## Start GIVEN INFORMATION
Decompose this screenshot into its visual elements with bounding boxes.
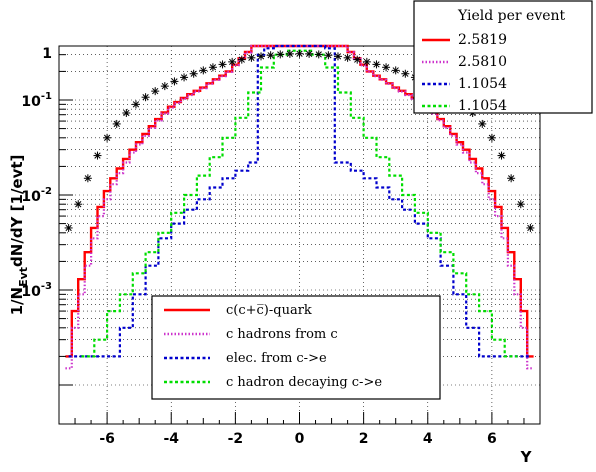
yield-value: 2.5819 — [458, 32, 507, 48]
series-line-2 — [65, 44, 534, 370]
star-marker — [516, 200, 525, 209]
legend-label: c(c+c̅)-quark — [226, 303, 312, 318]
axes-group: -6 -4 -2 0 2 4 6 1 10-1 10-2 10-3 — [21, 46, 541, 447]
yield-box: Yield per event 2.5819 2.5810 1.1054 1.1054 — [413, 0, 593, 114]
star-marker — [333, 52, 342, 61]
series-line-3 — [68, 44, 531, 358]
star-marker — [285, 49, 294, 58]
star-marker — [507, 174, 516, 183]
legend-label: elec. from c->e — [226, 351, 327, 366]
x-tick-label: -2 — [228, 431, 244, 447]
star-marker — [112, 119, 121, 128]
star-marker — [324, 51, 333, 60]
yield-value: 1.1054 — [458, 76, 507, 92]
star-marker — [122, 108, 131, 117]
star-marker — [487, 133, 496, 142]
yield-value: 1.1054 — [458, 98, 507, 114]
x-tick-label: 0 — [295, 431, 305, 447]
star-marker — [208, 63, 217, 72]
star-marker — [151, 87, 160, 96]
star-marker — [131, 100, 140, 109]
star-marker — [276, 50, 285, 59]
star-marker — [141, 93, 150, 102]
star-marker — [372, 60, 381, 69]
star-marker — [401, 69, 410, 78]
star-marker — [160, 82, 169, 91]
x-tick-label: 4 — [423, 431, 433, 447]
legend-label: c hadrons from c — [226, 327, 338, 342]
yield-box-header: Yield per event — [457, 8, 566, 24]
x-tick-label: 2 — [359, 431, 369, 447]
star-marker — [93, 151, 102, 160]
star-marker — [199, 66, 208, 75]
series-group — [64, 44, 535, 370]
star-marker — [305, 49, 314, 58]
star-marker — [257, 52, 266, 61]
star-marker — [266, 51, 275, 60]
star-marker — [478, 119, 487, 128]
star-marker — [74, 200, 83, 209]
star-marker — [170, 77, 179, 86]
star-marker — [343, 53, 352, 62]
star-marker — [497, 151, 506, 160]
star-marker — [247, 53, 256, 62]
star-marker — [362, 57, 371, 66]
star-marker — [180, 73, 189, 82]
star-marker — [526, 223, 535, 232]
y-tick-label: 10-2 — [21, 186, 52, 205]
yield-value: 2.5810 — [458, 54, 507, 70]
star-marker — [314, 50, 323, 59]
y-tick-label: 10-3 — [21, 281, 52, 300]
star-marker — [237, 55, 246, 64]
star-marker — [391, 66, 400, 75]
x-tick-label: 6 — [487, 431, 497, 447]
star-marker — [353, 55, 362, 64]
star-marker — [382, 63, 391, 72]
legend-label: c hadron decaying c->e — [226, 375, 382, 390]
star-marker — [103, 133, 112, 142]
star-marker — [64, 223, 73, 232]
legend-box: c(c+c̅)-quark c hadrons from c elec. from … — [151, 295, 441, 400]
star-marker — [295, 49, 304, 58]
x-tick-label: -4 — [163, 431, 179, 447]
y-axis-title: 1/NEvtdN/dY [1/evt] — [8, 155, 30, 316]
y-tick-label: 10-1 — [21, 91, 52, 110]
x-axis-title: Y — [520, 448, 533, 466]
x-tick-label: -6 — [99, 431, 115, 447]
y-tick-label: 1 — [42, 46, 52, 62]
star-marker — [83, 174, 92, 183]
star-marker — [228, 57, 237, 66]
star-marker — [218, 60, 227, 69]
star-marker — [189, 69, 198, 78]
## End GIVEN INFORMATION
## Start GIVEN INFORMATION
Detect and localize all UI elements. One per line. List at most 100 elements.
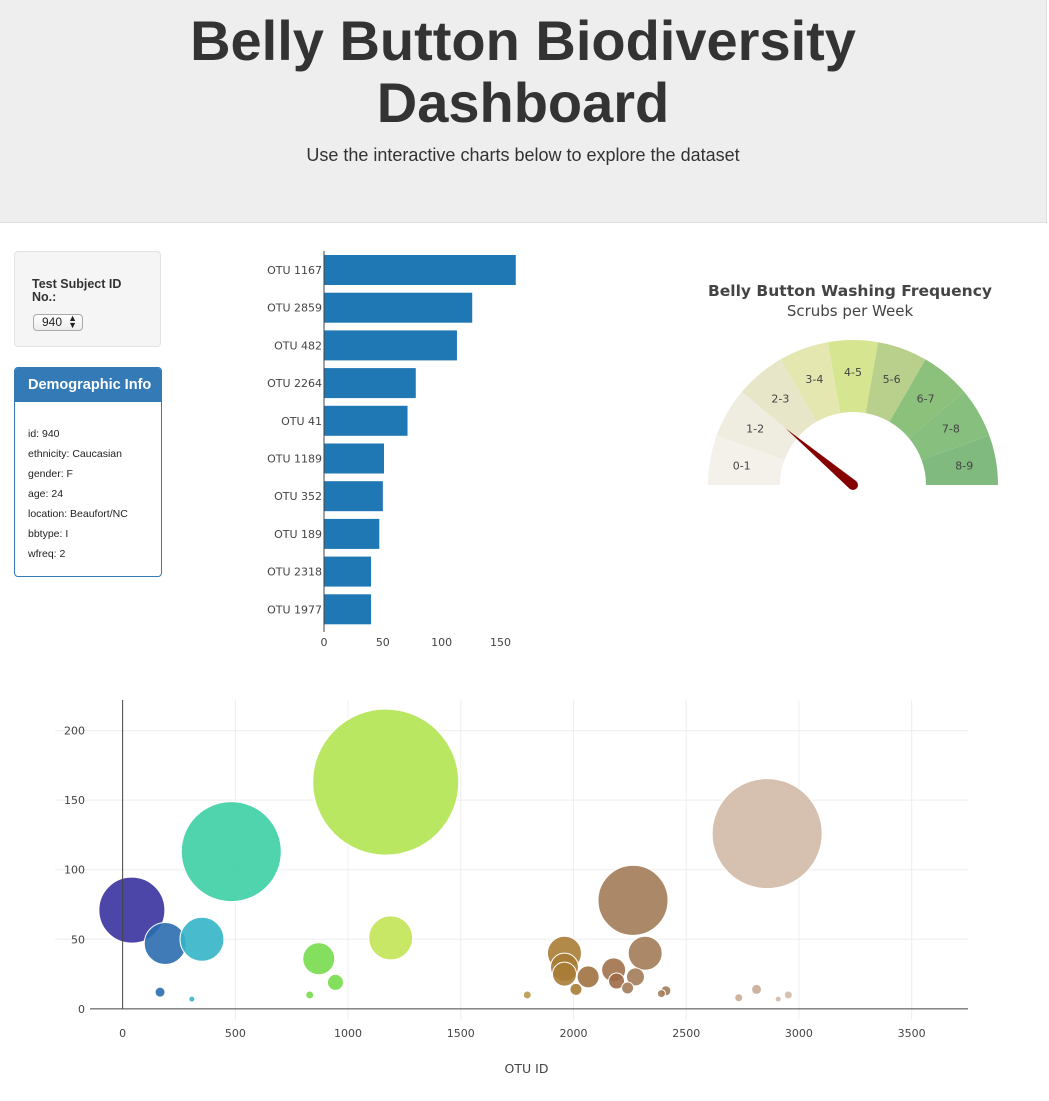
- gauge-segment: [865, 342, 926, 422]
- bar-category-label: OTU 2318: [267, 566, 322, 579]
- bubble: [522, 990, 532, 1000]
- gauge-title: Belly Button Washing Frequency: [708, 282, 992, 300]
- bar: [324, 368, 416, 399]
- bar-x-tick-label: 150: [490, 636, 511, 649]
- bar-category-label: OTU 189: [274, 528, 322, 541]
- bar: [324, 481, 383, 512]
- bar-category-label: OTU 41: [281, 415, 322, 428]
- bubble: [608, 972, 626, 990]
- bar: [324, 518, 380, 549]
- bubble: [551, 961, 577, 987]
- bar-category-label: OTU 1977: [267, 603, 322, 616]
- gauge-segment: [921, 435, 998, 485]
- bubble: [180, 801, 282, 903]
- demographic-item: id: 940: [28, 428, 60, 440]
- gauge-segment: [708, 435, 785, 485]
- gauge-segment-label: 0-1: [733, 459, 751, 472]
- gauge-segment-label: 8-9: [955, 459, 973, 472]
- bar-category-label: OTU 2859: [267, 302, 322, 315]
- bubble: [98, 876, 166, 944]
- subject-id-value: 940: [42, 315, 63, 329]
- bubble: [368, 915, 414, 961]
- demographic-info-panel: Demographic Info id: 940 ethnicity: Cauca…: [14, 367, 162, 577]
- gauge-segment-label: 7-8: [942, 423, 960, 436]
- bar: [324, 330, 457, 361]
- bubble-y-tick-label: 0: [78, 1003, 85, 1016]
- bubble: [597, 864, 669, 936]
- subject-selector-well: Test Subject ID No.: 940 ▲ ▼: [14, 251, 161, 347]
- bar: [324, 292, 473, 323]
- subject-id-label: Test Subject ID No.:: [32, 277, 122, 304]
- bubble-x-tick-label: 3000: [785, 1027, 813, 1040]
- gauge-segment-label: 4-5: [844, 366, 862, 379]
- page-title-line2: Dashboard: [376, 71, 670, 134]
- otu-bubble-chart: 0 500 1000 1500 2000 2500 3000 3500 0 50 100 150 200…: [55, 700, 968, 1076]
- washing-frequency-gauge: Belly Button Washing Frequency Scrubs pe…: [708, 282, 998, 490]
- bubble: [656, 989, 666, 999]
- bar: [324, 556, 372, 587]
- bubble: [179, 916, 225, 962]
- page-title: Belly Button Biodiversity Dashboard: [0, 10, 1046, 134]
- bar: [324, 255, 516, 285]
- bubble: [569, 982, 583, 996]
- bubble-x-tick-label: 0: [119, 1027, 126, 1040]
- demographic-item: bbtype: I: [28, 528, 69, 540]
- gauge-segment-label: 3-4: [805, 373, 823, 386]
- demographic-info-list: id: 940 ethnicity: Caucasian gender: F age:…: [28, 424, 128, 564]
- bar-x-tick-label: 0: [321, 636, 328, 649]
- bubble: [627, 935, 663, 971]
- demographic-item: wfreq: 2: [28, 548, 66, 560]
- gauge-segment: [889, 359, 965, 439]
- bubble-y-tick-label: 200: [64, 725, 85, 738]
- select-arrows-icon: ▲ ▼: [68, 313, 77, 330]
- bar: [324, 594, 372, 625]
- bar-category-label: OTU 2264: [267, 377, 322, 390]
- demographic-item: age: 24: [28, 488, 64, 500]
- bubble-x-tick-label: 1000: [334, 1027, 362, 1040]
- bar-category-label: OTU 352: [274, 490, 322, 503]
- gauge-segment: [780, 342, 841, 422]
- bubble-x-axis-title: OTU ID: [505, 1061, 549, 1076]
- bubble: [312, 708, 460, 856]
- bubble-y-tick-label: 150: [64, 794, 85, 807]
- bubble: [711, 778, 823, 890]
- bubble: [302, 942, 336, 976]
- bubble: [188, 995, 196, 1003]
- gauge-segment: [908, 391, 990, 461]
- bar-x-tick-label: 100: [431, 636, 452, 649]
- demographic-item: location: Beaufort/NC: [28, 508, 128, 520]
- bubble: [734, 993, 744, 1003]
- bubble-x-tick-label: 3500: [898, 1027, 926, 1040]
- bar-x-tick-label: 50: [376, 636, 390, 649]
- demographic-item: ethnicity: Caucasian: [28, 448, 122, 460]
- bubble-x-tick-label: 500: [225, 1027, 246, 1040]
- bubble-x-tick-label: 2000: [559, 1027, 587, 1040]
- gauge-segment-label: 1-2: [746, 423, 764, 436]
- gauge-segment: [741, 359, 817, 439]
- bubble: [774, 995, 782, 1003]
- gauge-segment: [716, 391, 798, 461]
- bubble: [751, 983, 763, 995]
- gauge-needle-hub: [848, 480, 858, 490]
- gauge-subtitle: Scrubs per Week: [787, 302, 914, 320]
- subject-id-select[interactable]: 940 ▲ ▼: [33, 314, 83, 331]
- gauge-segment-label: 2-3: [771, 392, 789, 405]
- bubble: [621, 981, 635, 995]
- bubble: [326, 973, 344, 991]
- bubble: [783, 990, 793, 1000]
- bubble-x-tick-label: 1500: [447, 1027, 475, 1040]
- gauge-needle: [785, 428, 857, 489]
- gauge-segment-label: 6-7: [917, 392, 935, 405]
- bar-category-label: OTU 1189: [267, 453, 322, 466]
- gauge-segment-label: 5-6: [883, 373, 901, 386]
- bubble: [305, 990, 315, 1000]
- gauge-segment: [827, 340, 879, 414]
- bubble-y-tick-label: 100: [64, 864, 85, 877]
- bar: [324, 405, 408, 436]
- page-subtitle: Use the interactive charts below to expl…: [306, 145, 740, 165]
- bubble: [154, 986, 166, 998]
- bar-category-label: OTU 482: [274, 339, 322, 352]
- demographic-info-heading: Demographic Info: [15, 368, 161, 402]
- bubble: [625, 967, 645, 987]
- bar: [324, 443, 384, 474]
## End GIVEN INFORMATION
* _SET TASK_:
Give back only the stretch of items from the line containing "yield-value: 2.5819 — [458, 32, 507, 48]" through the line containing "x-tick-label: 4 — [423, 431, 433, 447]", swapping "star-marker" for "star-point" throughout and keeping everything else unchanged.

* _SOLVED EXERCISE_:
yield-value: 2.5819 — [458, 32, 507, 48]
series-line-2 — [65, 44, 534, 370]
star-point — [516, 200, 525, 209]
legend-label: c(c+c̅)-quark — [226, 303, 312, 318]
axes-group: -6 -4 -2 0 2 4 6 1 10-1 10-2 10-3 — [21, 46, 541, 447]
yield-box: Yield per event 2.5819 2.5810 1.1054 1.1054 — [413, 0, 593, 114]
star-point — [333, 52, 342, 61]
series-line-3 — [68, 44, 531, 358]
star-point — [285, 49, 294, 58]
star-point — [507, 174, 516, 183]
legend-label: elec. from c->e — [226, 351, 327, 366]
x-tick-label: -2 — [228, 431, 244, 447]
star-point — [112, 119, 121, 128]
star-point — [324, 51, 333, 60]
yield-value: 1.1054 — [458, 76, 507, 92]
star-point — [122, 108, 131, 117]
star-point — [487, 133, 496, 142]
yield-value: 1.1054 — [458, 98, 507, 114]
x-tick-label: 0 — [295, 431, 305, 447]
star-point — [208, 63, 217, 72]
star-point — [151, 87, 160, 96]
star-point — [131, 100, 140, 109]
star-point — [276, 50, 285, 59]
star-point — [141, 93, 150, 102]
star-point — [372, 60, 381, 69]
star-point — [401, 69, 410, 78]
star-point — [160, 82, 169, 91]
x-tick-label: 4 — [423, 431, 433, 447]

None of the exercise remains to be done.